## Written task
Search the listing for "nhận" and copy every line where it appears.
= = = = = = =
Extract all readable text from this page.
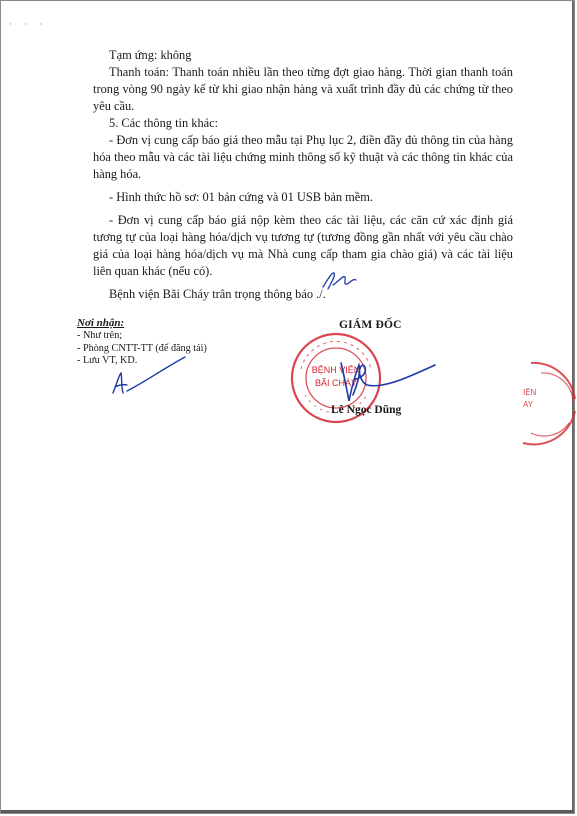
· · ·

Tạm ứng: không

Thanh toán: Thanh toán nhiều lần theo từng đợt giao hàng. Thời gian thanh toán trong vòng 90 ngày kể từ khi giao nhận hàng và xuất trình đầy đủ các chứng từ theo yêu cầu.

5. Các thông tin khác:

- Đơn vị cung cấp báo giá theo mẫu tại Phụ lục 2, điền đầy đủ thông tin của hàng hóa theo mẫu và các tài liệu chứng minh thông số kỹ thuật và các thông tin khác của hàng hóa.

- Hình thức hồ sơ: 01 bản cứng và 01 USB bản mềm.

- Đơn vị cung cấp báo giá nộp kèm theo các tài liệu, các căn cứ xác định giá tương tự của loại hàng hóa/dịch vụ tương tự (tương đồng gần nhất với yêu cầu chào giá của loại hàng hóa/dịch vụ mà Nhà cung cấp tham gia chào giá) và các tài liệu liên quan khác (nếu có).

Bệnh viện Bãi Cháy trân trọng thông báo ./.

Nơi nhận:
- Như trên;
- Phòng CNTT-TT (để đăng tải)
- Lưu VT, KD.
GIÁM ĐỐC
BỆNH VIỆN
BÃI CHÁY
Lê Ngọc Dũng
IỆN
AY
= = = = = = =
## Exercise solution
Thanh toán: Thanh toán nhiều lần theo từng đợt giao hàng. Thời gian thanh toán trong vòng 90 ngày kể từ khi giao nhận hàng và xuất trình đầy đủ các chứng từ theo yêu cầu.
Nơi nhận:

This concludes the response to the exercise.